▶ _Task_
Set down all of the data that follows word for word, without the images.

:::

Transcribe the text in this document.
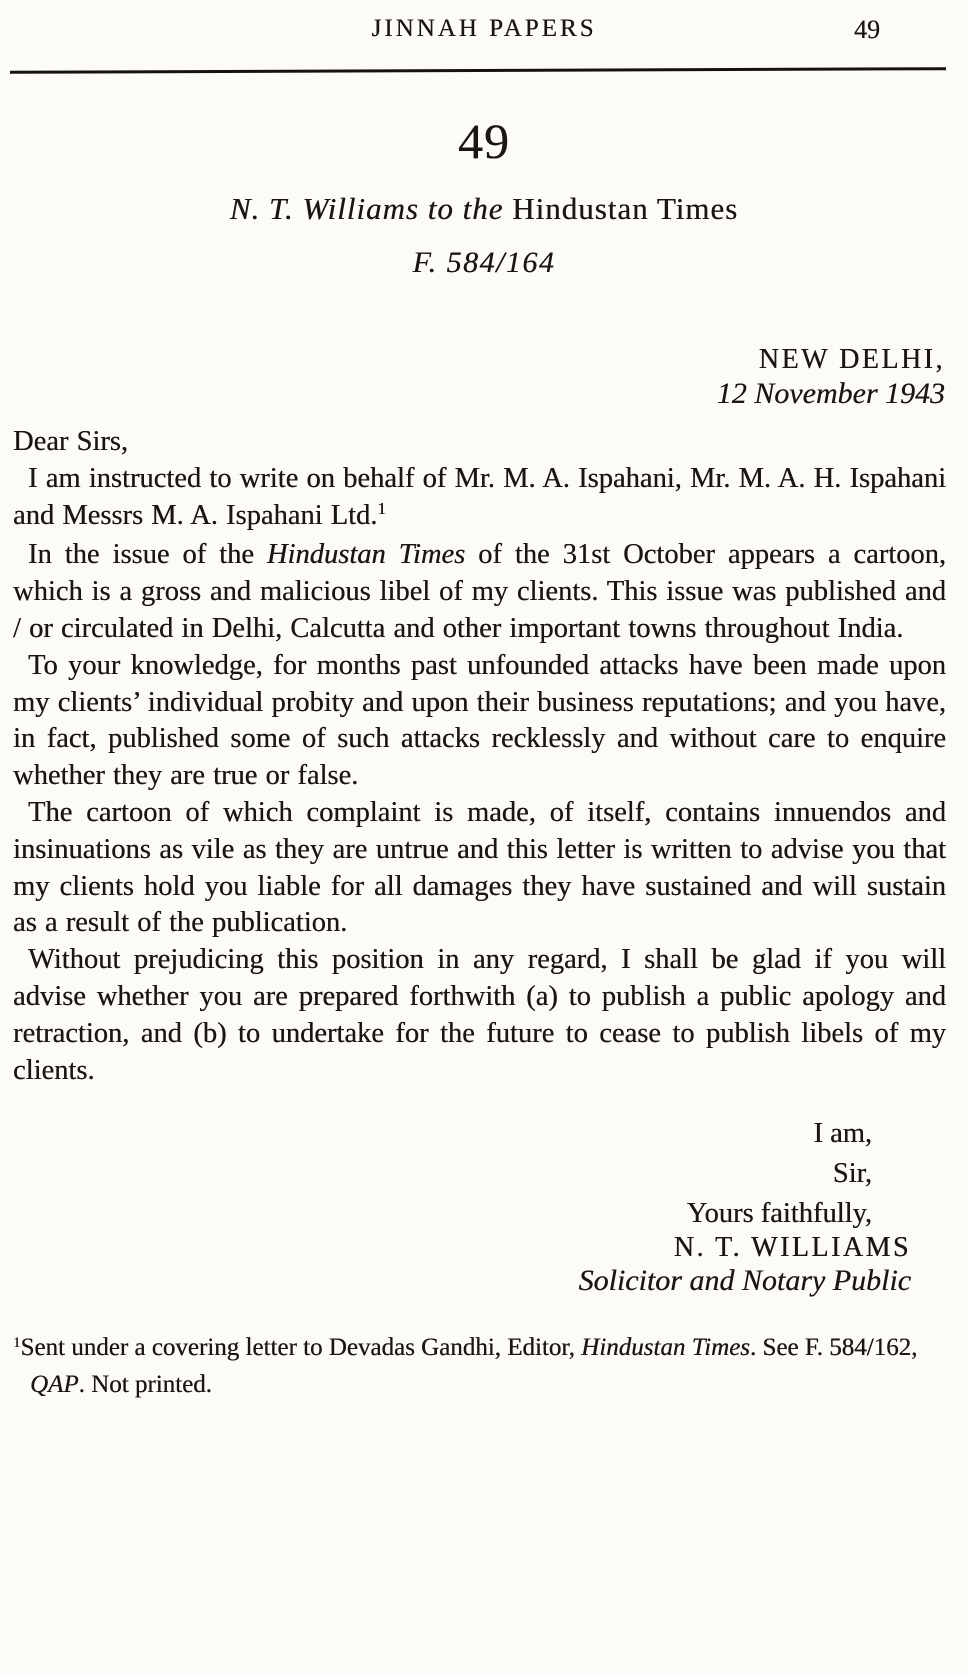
JINNAH PAPERS	49
49
N. T. Williams to the Hindustan Times
F. 584/164
NEW DELHI,
12 November 1943
Dear Sirs,

I am instructed to write on behalf of Mr. M. A. Ispahani, Mr. M. A. H. Ispahani and Messrs M. A. Ispahani Ltd.$^1$

In the issue of the Hindustan Times of the 31st October appears a cartoon, which is a gross and malicious libel of my clients. This issue was published and / or circulated in Delhi, Calcutta and other important towns throughout India.

To your knowledge, for months past unfounded attacks have been made upon my clients’ individual probity and upon their business reputations; and you have, in fact, published some of such attacks recklessly and without care to enquire whether they are true or false.

The cartoon of which complaint is made, of itself, contains innuendos and insinuations as vile as they are untrue and this letter is written to advise you that my clients hold you liable for all damages they have sustained and will sustain as a result of the publication.

Without prejudicing this position in any regard, I shall be glad if you will advise whether you are prepared forthwith (a) to publish a public apology and retraction, and (b) to undertake for the future to cease to publish libels of my clients.

I am,
Sir,
Yours faithfully,
N. T. WILLIAMS
Solicitor and Notary Public
$^1$Sent under a covering letter to Devadas Gandhi, Editor, Hindustan Times. See F. 584/162,
QAP. Not printed.
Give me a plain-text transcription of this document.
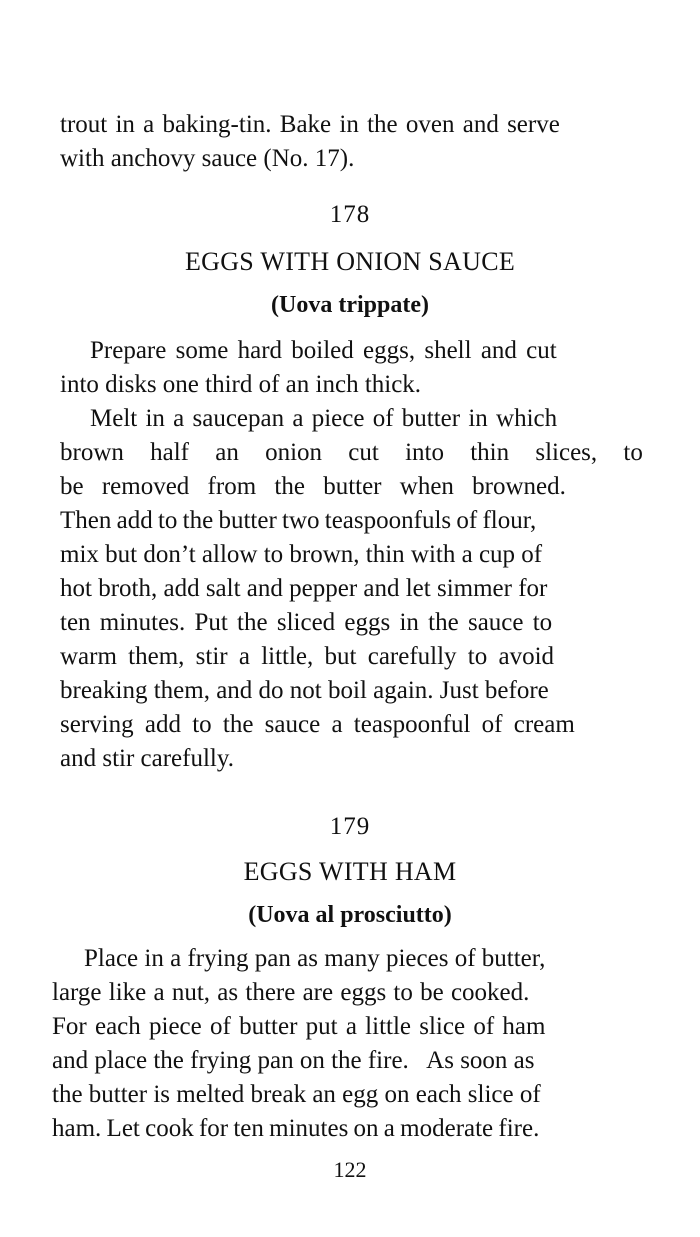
trout in a baking-tin. Bake in the oven and serve
with anchovy sauce (No. 17).

178

EGGS WITH ONION SAUCE

(Uova trippate)

Prepare some hard boiled eggs, shell and cut
into disks one third of an inch thick.
Melt in a saucepan a piece of butter in which
brown half an onion cut into thin slices, to
be removed from the butter when browned.
Then add to the butter two teaspoonfuls of flour,
mix but don’t allow to brown, thin with a cup of
hot broth, add salt and pepper and let simmer for
ten minutes. Put the sliced eggs in the sauce to
warm them, stir a little, but carefully to avoid
breaking them, and do not boil again. Just before
serving add to the sauce a teaspoonful of cream
and stir carefully.

179

EGGS WITH HAM

(Uova al prosciutto)

Place in a frying pan as many pieces of butter,
large like a nut, as there are eggs to be cooked.
For each piece of butter put a little slice of ham
and place the frying pan on the fire.   As soon as
the butter is melted break an egg on each slice of
ham. Let cook for ten minutes on a moderate fire.

122
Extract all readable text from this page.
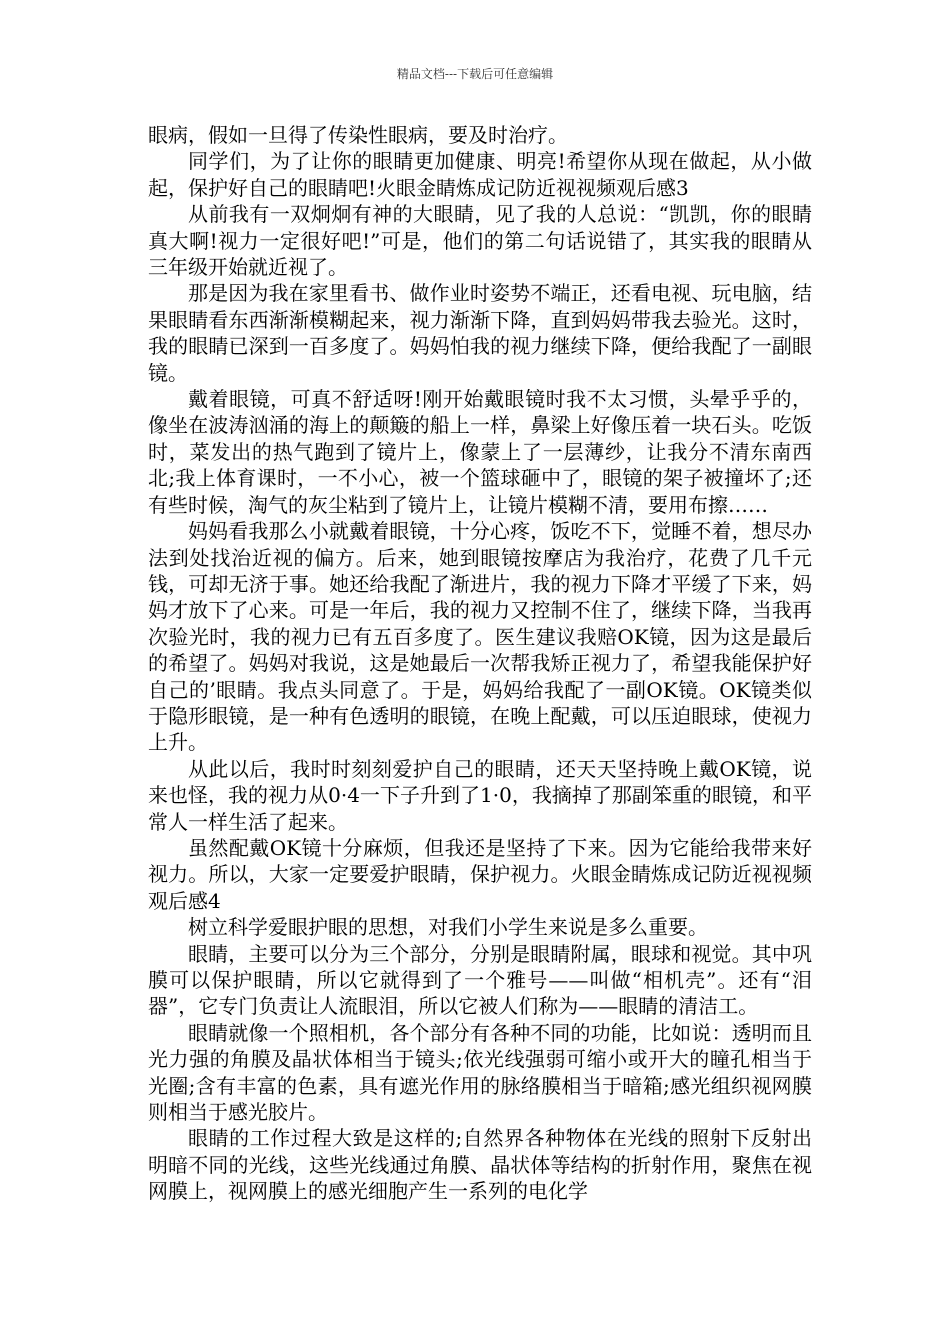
精品文档---下载后可任意编辑

眼病，假如一旦得了传染性眼病，要及时治疗。

同学们，为了让你的眼睛更加健康、明亮!希望你从现在做起，从小做起，保护好自己的眼睛吧!火眼金睛炼成记防近视视频观后感3

从前我有一双炯炯有神的大眼睛，见了我的人总说：“凯凯，你的眼睛真大啊!视力一定很好吧!”可是，他们的第二句话说错了，其实我的眼睛从三年级开始就近视了。

那是因为我在家里看书、做作业时姿势不端正，还看电视、玩电脑，结果眼睛看东西渐渐模糊起来，视力渐渐下降，直到妈妈带我去验光。这时，我的眼睛已深到一百多度了。妈妈怕我的视力继续下降，便给我配了一副眼镜。

戴着眼镜，可真不舒适呀!刚开始戴眼镜时我不太习惯，头晕乎乎的，像坐在波涛汹涌的海上的颠簸的船上一样，鼻梁上好像压着一块石头。吃饭时，菜发出的热气跑到了镜片上，像蒙上了一层薄纱，让我分不清东南西北;我上体育课时，一不小心，被一个篮球砸中了，眼镜的架子被撞坏了;还有些时候，淘气的灰尘粘到了镜片上，让镜片模糊不清，要用布擦……

妈妈看我那么小就戴着眼镜，十分心疼，饭吃不下，觉睡不着，想尽办法到处找治近视的偏方。后来，她到眼镜按摩店为我治疗，花费了几千元钱，可却无济于事。她还给我配了渐进片，我的视力下降才平缓了下来，妈妈才放下了心来。可是一年后，我的视力又控制不住了，继续下降，当我再次验光时，我的视力已有五百多度了。医生建议我赔OK镜，因为这是最后的希望了。妈妈对我说，这是她最后一次帮我矫正视力了，希望我能保护好自己的’眼睛。我点头同意了。于是，妈妈给我配了一副OK镜。OK镜类似于隐形眼镜，是一种有色透明的眼镜，在晚上配戴，可以压迫眼球，使视力上升。

从此以后，我时时刻刻爱护自己的眼睛，还天天坚持晚上戴OK镜，说来也怪，我的视力从0·4一下子升到了1·0，我摘掉了那副笨重的眼镜，和平常人一样生活了起来。

虽然配戴OK镜十分麻烦，但我还是坚持了下来。因为它能给我带来好视力。所以，大家一定要爱护眼睛，保护视力。火眼金睛炼成记防近视视频观后感4

树立科学爱眼护眼的思想，对我们小学生来说是多么重要。

眼睛，主要可以分为三个部分，分别是眼睛附属，眼球和视觉。其中巩膜可以保护眼睛，所以它就得到了一个雅号——叫做“相机壳”。还有“泪器”，它专门负责让人流眼泪，所以它被人们称为——眼睛的清洁工。

眼睛就像一个照相机，各个部分有各种不同的功能，比如说：透明而且光力强的角膜及晶状体相当于镜头;依光线强弱可缩小或开大的瞳孔相当于光圈;含有丰富的色素，具有遮光作用的脉络膜相当于暗箱;感光组织视网膜则相当于感光胶片。

眼睛的工作过程大致是这样的;自然界各种物体在光线的照射下反射出明暗不同的光线，这些光线通过角膜、晶状体等结构的折射作用，聚焦在视网膜上，视网膜上的感光细胞产生一系列的电化学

:::

▶ _Solution for this task_
Transcribe the text in this document.
JINNAH PAPERS	49
49
N. T. Williams to the Hindustan Times
F. 584/164
NEW DELHI,
12 November 1943
Dear Sirs,

I am instructed to write on behalf of Mr. M. A. Ispahani, Mr. M. A. H. Ispahani and Messrs M. A. Ispahani Ltd.$^1$

In the issue of the Hindustan Times of the 31st October appears a cartoon, which is a gross and malicious libel of my clients. This issue was published and / or circulated in Delhi, Calcutta and other important towns throughout India.

To your knowledge, for months past unfounded attacks have been made upon my clients’ individual probity and upon their business reputations; and you have, in fact, published some of such attacks recklessly and without care to enquire whether they are true or false.

The cartoon of which complaint is made, of itself, contains innuendos and insinuations as vile as they are untrue and this letter is written to advise you that my clients hold you liable for all damages they have sustained and will sustain as a result of the publication.

Without prejudicing this position in any regard, I shall be glad if you will advise whether you are prepared forthwith (a) to publish a public apology and retraction, and (b) to undertake for the future to cease to publish libels of my clients.

I am,
Sir,
Yours faithfully,
N. T. WILLIAMS
Solicitor and Notary Public
$^1$Sent under a covering letter to Devadas Gandhi, Editor, Hindustan Times. See F. 584/162,
QAP. Not printed.
Give me a plain-text transcription of this document.
trout in a baking-tin. Bake in the oven and serve
with anchovy sauce (No. 17).

178

EGGS WITH ONION SAUCE

(Uova trippate)

Prepare some hard boiled eggs, shell and cut
into disks one third of an inch thick.
Melt in a saucepan a piece of butter in which
brown half an onion cut into thin slices, to
be removed from the butter when browned.
Then add to the butter two teaspoonfuls of flour,
mix but don’t allow to brown, thin with a cup of
hot broth, add salt and pepper and let simmer for
ten minutes. Put the sliced eggs in the sauce to
warm them, stir a little, but carefully to avoid
breaking them, and do not boil again. Just before
serving add to the sauce a teaspoonful of cream
and stir carefully.

179

EGGS WITH HAM

(Uova al prosciutto)

Place in a frying pan as many pieces of butter,
large like a nut, as there are eggs to be cooked.
For each piece of butter put a little slice of ham
and place the frying pan on the fire.   As soon as
the butter is melted break an egg on each slice of
ham. Let cook for ten minutes on a moderate fire.

122
Extract all readable text from this page.
精品文档---下载后可任意编辑

眼病，假如一旦得了传染性眼病，要及时治疗。

同学们，为了让你的眼睛更加健康、明亮!希望你从现在做起，从小做起，保护好自己的眼睛吧!火眼金睛炼成记防近视视频观后感3

从前我有一双炯炯有神的大眼睛，见了我的人总说：“凯凯，你的眼睛真大啊!视力一定很好吧!”可是，他们的第二句话说错了，其实我的眼睛从三年级开始就近视了。

那是因为我在家里看书、做作业时姿势不端正，还看电视、玩电脑，结果眼睛看东西渐渐模糊起来，视力渐渐下降，直到妈妈带我去验光。这时，我的眼睛已深到一百多度了。妈妈怕我的视力继续下降，便给我配了一副眼镜。

戴着眼镜，可真不舒适呀!刚开始戴眼镜时我不太习惯，头晕乎乎的，像坐在波涛汹涌的海上的颠簸的船上一样，鼻梁上好像压着一块石头。吃饭时，菜发出的热气跑到了镜片上，像蒙上了一层薄纱，让我分不清东南西北;我上体育课时，一不小心，被一个篮球砸中了，眼镜的架子被撞坏了;还有些时候，淘气的灰尘粘到了镜片上，让镜片模糊不清，要用布擦……

妈妈看我那么小就戴着眼镜，十分心疼，饭吃不下，觉睡不着，想尽办法到处找治近视的偏方。后来，她到眼镜按摩店为我治疗，花费了几千元钱，可却无济于事。她还给我配了渐进片，我的视力下降才平缓了下来，妈妈才放下了心来。可是一年后，我的视力又控制不住了，继续下降，当我再次验光时，我的视力已有五百多度了。医生建议我赔OK镜，因为这是最后的希望了。妈妈对我说，这是她最后一次帮我矫正视力了，希望我能保护好自己的’眼睛。我点头同意了。于是，妈妈给我配了一副OK镜。OK镜类似于隐形眼镜，是一种有色透明的眼镜，在晚上配戴，可以压迫眼球，使视力上升。

从此以后，我时时刻刻爱护自己的眼睛，还天天坚持晚上戴OK镜，说来也怪，我的视力从0·4一下子升到了1·0，我摘掉了那副笨重的眼镜，和平常人一样生活了起来。

虽然配戴OK镜十分麻烦，但我还是坚持了下来。因为它能给我带来好视力。所以，大家一定要爱护眼睛，保护视力。火眼金睛炼成记防近视视频观后感4

树立科学爱眼护眼的思想，对我们小学生来说是多么重要。

眼睛，主要可以分为三个部分，分别是眼睛附属，眼球和视觉。其中巩膜可以保护眼睛，所以它就得到了一个雅号——叫做“相机壳”。还有“泪器”，它专门负责让人流眼泪，所以它被人们称为——眼睛的清洁工。

眼睛就像一个照相机，各个部分有各种不同的功能，比如说：透明而且光力强的角膜及晶状体相当于镜头;依光线强弱可缩小或开大的瞳孔相当于光圈;含有丰富的色素，具有遮光作用的脉络膜相当于暗箱;感光组织视网膜则相当于感光胶片。

眼睛的工作过程大致是这样的;自然界各种物体在光线的照射下反射出明暗不同的光线，这些光线通过角膜、晶状体等结构的折射作用，聚焦在视网膜上，视网膜上的感光细胞产生一系列的电化学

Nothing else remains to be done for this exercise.